Set down all of the data exactly as it appears.
---- Record extracts
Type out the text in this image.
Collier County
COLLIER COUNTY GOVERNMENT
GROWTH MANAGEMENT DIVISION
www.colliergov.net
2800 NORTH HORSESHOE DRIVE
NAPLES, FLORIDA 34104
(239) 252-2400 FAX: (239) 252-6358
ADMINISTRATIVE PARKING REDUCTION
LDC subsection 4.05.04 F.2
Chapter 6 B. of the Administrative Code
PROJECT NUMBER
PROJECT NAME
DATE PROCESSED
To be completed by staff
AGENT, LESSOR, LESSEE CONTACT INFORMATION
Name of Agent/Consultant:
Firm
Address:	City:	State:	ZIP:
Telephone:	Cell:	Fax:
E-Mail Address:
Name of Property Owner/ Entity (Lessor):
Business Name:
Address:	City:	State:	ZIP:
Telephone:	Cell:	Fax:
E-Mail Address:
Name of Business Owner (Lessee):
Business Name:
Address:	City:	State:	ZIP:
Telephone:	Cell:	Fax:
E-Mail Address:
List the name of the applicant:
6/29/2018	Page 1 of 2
--------
[Solution to the exercise]
Type out the text in this image.
Collier County
COLLIER COUNTY GOVERNMENT
GROWTH MANAGEMENT DIVISION
www.colliergov.net
2800 NORTH HORSESHOE DRIVE
NAPLES, FLORIDA 34104
(239) 252-2400 FAX: (239) 252-6358
ADMINISTRATIVE PARKING REDUCTION
LDC subsection 4.05.04 F.2
Chapter 6 B. of the Administrative Code
PROJECT NUMBER
PROJECT NAME
DATE PROCESSED
To be completed by staff
AGENT, LESSOR, LESSEE CONTACT INFORMATION
Name of Agent/Consultant:
Firm
Address:	City:	State:	ZIP:
Telephone:	Cell:	Fax:
E-Mail Address:
Name of Property Owner/ Entity (Lessor):
Business Name:
Address:	City:	State:	ZIP:
Telephone:	Cell:	Fax:
E-Mail Address:
Name of Business Owner (Lessee):
Business Name:
Address:	City:	State:	ZIP:
Telephone:	Cell:	Fax:
E-Mail Address:
List the name of the applicant:
6/29/2018	Page 1 of 2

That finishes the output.